DIRECTIVE => A line counts if it contains the string "structured"; say how many such lines there are, giving only the number.

EXTRACTED RECORDS =>
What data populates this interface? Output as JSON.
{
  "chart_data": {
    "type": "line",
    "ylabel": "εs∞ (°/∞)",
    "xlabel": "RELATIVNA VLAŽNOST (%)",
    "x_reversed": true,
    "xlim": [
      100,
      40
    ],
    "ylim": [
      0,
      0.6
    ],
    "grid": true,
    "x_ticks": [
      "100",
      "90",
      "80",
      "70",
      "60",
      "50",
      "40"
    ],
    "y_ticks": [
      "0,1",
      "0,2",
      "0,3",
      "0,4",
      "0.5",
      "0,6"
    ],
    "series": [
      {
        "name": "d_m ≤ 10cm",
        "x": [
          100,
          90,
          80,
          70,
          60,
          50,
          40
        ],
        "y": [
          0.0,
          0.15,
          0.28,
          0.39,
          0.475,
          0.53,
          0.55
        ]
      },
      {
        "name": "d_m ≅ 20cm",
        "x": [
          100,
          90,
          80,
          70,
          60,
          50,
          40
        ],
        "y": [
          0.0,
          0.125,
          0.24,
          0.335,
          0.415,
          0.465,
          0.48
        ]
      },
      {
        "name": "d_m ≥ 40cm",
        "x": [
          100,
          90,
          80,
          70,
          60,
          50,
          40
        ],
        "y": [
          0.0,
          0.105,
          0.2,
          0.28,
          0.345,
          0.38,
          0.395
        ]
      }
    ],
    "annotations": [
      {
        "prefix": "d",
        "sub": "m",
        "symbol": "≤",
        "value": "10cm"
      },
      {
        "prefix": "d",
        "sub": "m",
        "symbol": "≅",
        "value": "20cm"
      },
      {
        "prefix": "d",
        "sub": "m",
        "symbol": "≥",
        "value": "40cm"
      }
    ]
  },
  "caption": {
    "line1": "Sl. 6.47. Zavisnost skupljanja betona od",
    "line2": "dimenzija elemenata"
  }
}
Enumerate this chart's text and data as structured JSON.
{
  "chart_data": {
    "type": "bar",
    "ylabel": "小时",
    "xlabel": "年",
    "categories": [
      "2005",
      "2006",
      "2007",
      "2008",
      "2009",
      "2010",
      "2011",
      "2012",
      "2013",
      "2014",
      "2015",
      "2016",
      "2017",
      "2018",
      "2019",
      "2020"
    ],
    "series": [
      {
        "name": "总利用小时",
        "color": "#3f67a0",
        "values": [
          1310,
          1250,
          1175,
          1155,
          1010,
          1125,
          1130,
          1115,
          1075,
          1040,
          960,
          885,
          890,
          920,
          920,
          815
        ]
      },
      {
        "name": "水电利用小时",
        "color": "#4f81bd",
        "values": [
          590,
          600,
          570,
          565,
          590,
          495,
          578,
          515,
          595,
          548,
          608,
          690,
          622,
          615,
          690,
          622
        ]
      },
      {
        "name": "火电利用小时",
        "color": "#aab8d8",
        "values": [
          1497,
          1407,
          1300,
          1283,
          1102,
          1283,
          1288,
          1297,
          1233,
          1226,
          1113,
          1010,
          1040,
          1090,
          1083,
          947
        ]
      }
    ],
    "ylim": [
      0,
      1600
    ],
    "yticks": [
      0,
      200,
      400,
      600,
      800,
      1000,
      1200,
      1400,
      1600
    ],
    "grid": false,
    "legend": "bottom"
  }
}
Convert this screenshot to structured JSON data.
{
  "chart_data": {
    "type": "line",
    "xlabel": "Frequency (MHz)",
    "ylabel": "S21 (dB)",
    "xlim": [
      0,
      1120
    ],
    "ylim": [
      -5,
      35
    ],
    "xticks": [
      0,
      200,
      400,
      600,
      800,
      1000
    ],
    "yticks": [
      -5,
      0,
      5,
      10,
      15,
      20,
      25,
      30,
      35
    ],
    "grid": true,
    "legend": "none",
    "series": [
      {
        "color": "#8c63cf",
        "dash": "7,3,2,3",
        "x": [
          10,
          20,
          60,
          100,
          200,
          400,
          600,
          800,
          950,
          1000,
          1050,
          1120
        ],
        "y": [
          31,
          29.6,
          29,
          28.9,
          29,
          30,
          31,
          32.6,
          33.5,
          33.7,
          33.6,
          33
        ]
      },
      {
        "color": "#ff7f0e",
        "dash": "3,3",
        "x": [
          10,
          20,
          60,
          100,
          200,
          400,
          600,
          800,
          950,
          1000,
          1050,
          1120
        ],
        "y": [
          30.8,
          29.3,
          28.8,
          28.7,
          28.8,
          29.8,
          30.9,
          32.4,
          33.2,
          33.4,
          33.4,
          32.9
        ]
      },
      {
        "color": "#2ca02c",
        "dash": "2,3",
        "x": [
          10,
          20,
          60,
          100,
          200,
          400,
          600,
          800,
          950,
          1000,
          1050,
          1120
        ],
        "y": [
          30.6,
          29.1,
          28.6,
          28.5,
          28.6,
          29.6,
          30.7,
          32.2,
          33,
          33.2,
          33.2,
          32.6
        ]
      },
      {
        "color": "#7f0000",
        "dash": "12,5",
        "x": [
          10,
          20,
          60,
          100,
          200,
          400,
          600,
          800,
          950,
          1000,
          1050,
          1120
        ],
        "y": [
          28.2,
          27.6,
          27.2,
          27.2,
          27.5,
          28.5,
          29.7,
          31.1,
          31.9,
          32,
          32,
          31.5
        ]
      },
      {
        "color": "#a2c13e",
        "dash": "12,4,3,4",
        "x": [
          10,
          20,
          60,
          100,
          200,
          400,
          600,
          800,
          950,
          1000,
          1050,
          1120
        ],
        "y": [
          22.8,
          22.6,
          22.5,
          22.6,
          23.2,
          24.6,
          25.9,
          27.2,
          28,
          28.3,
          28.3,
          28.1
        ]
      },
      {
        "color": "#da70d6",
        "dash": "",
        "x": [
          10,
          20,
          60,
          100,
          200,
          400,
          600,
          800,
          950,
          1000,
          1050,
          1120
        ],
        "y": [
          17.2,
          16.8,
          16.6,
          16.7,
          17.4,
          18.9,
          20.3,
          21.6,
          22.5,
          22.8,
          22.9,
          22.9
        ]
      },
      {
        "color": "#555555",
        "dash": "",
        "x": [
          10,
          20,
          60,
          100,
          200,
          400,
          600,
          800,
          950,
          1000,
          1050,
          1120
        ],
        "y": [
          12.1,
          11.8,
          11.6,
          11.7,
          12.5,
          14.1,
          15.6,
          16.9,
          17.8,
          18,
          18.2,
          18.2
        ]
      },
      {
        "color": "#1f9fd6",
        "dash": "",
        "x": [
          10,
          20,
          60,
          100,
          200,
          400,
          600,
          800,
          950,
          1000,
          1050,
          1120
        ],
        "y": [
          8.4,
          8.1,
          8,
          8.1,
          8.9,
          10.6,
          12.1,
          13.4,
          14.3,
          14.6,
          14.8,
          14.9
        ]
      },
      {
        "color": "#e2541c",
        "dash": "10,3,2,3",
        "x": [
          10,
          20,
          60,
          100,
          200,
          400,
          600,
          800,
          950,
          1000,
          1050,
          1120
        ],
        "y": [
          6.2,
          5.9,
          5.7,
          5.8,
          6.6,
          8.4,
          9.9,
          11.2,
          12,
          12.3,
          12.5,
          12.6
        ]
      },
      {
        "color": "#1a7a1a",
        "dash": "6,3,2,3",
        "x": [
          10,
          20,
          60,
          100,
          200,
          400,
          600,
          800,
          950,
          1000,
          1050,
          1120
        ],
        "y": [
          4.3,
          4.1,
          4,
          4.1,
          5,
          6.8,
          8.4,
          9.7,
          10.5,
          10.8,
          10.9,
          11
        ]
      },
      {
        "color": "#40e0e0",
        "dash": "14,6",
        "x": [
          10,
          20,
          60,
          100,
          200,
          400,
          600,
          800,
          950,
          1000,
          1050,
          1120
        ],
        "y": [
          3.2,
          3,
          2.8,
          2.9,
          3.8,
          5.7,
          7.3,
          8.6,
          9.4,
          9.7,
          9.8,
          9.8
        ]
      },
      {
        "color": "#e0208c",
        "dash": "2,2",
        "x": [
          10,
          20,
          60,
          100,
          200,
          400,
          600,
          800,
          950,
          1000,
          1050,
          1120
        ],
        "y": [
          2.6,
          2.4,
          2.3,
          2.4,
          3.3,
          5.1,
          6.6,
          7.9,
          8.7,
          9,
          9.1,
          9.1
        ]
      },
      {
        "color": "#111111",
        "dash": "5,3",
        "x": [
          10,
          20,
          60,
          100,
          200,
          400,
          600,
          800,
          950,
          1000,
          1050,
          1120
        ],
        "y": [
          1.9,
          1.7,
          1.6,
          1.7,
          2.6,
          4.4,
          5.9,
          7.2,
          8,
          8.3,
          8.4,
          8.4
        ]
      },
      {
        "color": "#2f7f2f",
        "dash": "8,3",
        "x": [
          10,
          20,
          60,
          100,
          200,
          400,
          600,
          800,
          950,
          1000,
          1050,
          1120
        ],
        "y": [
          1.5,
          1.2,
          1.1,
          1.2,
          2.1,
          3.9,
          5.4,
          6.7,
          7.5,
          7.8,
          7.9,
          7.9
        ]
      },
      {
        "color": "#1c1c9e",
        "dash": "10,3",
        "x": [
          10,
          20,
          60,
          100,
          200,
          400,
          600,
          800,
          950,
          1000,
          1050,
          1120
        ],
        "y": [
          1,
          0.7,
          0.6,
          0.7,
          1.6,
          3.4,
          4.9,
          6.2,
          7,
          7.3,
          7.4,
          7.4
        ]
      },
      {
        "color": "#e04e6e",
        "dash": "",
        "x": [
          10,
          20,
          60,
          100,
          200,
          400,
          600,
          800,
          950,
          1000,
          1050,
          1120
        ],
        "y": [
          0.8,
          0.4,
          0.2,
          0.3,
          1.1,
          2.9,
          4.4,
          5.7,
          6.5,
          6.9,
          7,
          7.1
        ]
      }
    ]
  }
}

RESPONSE BELOW => 2